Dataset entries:
## Begin

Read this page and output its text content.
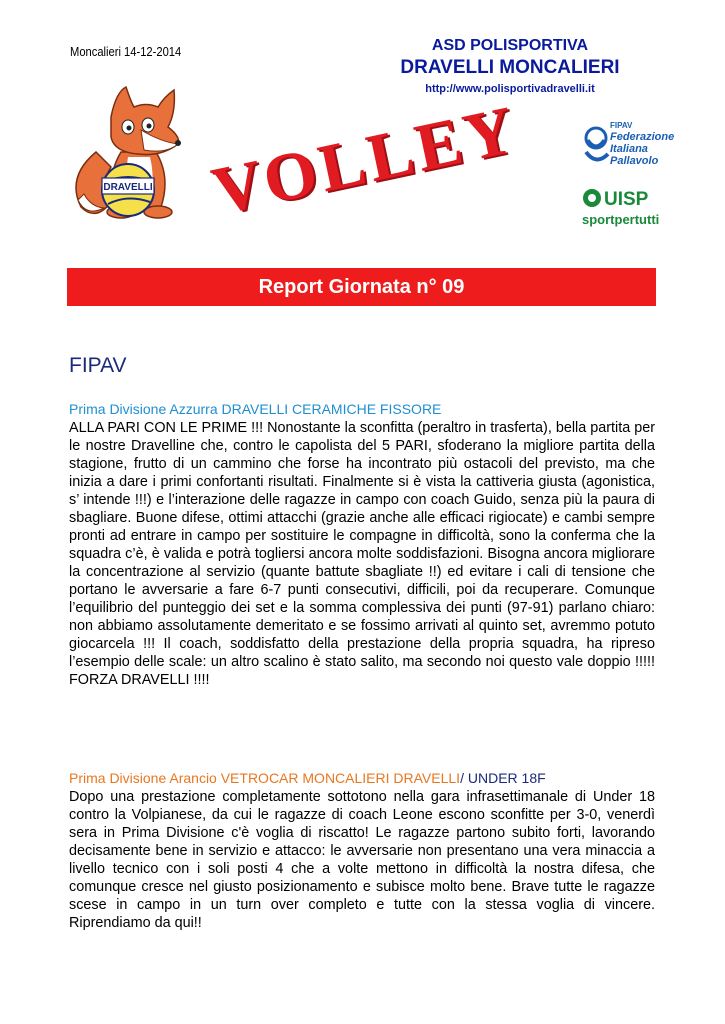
Moncalieri 14-12-2014	ASD POLISPORTIVA
DRAVELLI MONCALIERI
http://www.polisportivadravelli.it
DRAVELLI VOLLEY	FIPAV
Federazione
Italiana
Pallavolo
UISP
sportpertutti
Report Giornata n° 09
FIPAV
Prima Divisione Azzurra DRAVELLI CERAMICHE FISSORE
ALLA PARI CON LE PRIME !!! Nonostante la sconfitta (peraltro in trasferta), bella partita per le nostre Dravelline che, contro le capolista del 5 PARI, sfoderano la migliore partita della stagione, frutto di un cammino che forse ha incontrato più ostacoli del previsto, ma che inizia a dare i primi confortanti risultati. Finalmente si è vista la cattiveria giusta (agonistica, s’ intende !!!) e l’interazione delle ragazze in campo con coach Guido, senza più la paura di sbagliare. Buone difese, ottimi attacchi (grazie anche alle efficaci rigiocate) e cambi sempre pronti ad entrare in campo per sostituire le compagne in difficoltà, sono la conferma che la squadra c’è, è valida e potrà togliersi ancora molte soddisfazioni. Bisogna ancora migliorare la concentrazione al servizio (quante battute sbagliate !!) ed evitare i cali di tensione che portano le avversarie a fare 6-7 punti consecutivi, difficili, poi da recuperare. Comunque l’equilibrio del punteggio dei set e la somma complessiva dei punti (97-91) parlano chiaro: non abbiamo assolutamente demeritato e se fossimo arrivati al quinto set, avremmo potuto giocarcela !!! Il coach, soddisfatto della prestazione della propria squadra, ha ripreso l’esempio delle scale: un altro scalino è stato salito, ma secondo noi questo vale doppio !!!!! FORZA DRAVELLI !!!!
Prima Divisione Arancio VETROCAR MONCALIERI DRAVELLI/ UNDER 18F
Dopo una prestazione completamente sottotono nella gara infrasettimanale di Under 18 contro la Volpianese, da cui le ragazze di coach Leone escono sconfitte per 3-0, venerdì sera in Prima Divisione c'è voglia di riscatto! Le ragazze partono subito forti, lavorando decisamente bene in servizio e attacco: le avversarie non presentano una vera minaccia a livello tecnico con i soli posti 4 che a volte mettono in difficoltà la nostra difesa, che comunque cresce nel giusto posizionamento e subisce molto bene. Brave tutte le ragazze scese in campo in un turn over completo e tutte con la stessa voglia di vincere. Riprendiamo da qui!!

## End

Work to be completed
Transcribe all of the material exactly, leaving out whatever pictures it contains.

Solution for this problem
Read this page and output its text content.
Moncalieri 14-12-2014	ASD POLISPORTIVA
DRAVELLI MONCALIERI
http://www.polisportivadravelli.it
DRAVELLI VOLLEY	FIPAV
Federazione
Italiana
Pallavolo
UISP
sportpertutti
Report Giornata n° 09
FIPAV
Prima Divisione Azzurra DRAVELLI CERAMICHE FISSORE
ALLA PARI CON LE PRIME !!! Nonostante la sconfitta (peraltro in trasferta), bella partita per le nostre Dravelline che, contro le capolista del 5 PARI, sfoderano la migliore partita della stagione, frutto di un cammino che forse ha incontrato più ostacoli del previsto, ma che inizia a dare i primi confortanti risultati. Finalmente si è vista la cattiveria giusta (agonistica, s’ intende !!!) e l’interazione delle ragazze in campo con coach Guido, senza più la paura di sbagliare. Buone difese, ottimi attacchi (grazie anche alle efficaci rigiocate) e cambi sempre pronti ad entrare in campo per sostituire le compagne in difficoltà, sono la conferma che la squadra c’è, è valida e potrà togliersi ancora molte soddisfazioni. Bisogna ancora migliorare la concentrazione al servizio (quante battute sbagliate !!) ed evitare i cali di tensione che portano le avversarie a fare 6-7 punti consecutivi, difficili, poi da recuperare. Comunque l’equilibrio del punteggio dei set e la somma complessiva dei punti (97-91) parlano chiaro: non abbiamo assolutamente demeritato e se fossimo arrivati al quinto set, avremmo potuto giocarcela !!! Il coach, soddisfatto della prestazione della propria squadra, ha ripreso l’esempio delle scale: un altro scalino è stato salito, ma secondo noi questo vale doppio !!!!! FORZA DRAVELLI !!!!
Prima Divisione Arancio VETROCAR MONCALIERI DRAVELLI/ UNDER 18F
Dopo una prestazione completamente sottotono nella gara infrasettimanale di Under 18 contro la Volpianese, da cui le ragazze di coach Leone escono sconfitte per 3-0, venerdì sera in Prima Divisione c'è voglia di riscatto! Le ragazze partono subito forti, lavorando decisamente bene in servizio e attacco: le avversarie non presentano una vera minaccia a livello tecnico con i soli posti 4 che a volte mettono in difficoltà la nostra difesa, che comunque cresce nel giusto posizionamento e subisce molto bene. Brave tutte le ragazze scese in campo in un turn over completo e tutte con la stessa voglia di vincere. Riprendiamo da qui!!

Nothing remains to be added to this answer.